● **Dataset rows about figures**
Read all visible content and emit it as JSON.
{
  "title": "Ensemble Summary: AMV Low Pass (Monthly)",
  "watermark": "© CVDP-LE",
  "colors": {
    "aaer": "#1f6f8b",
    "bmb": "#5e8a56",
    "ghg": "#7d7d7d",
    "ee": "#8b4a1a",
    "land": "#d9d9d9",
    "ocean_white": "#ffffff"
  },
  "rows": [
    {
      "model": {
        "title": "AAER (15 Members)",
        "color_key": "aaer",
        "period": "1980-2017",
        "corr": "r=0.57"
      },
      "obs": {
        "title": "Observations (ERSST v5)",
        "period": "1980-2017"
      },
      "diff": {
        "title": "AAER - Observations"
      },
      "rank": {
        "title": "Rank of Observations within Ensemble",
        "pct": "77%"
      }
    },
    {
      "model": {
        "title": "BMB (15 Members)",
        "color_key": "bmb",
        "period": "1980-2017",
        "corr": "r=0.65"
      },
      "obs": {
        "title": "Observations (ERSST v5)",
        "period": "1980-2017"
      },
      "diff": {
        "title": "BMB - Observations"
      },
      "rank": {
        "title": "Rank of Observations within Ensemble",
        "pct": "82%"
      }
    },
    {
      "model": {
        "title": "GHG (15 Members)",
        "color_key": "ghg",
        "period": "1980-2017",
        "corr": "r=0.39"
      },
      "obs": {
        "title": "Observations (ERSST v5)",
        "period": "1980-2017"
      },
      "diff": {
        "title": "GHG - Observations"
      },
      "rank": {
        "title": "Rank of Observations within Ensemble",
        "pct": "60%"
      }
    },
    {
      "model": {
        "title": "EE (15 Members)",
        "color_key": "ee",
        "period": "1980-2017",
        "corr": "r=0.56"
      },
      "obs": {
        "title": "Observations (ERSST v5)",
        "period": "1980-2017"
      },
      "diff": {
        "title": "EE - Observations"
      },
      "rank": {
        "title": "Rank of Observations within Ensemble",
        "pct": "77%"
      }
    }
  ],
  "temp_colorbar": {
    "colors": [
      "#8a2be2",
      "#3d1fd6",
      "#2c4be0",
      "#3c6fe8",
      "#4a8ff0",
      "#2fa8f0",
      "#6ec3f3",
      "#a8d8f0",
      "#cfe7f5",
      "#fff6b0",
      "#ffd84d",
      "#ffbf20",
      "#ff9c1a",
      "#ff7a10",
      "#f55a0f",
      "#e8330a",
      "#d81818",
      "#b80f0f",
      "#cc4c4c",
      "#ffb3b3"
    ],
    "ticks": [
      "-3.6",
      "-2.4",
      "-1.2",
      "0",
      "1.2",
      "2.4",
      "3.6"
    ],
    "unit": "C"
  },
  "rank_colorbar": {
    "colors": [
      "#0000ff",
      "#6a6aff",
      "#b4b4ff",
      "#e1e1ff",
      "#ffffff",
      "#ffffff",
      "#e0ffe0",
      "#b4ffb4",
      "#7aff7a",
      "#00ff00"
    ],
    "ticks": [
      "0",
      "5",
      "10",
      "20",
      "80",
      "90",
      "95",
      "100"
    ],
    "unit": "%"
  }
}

● **WHAT YOU HAVE TO DO**
From the data, pick out every line that includes "corr".

● **WRITTEN RESPONSE**
        "corr": "r=0.57"
        "corr": "r=0.65"
        "corr": "r=0.39"
        "corr": "r=0.56"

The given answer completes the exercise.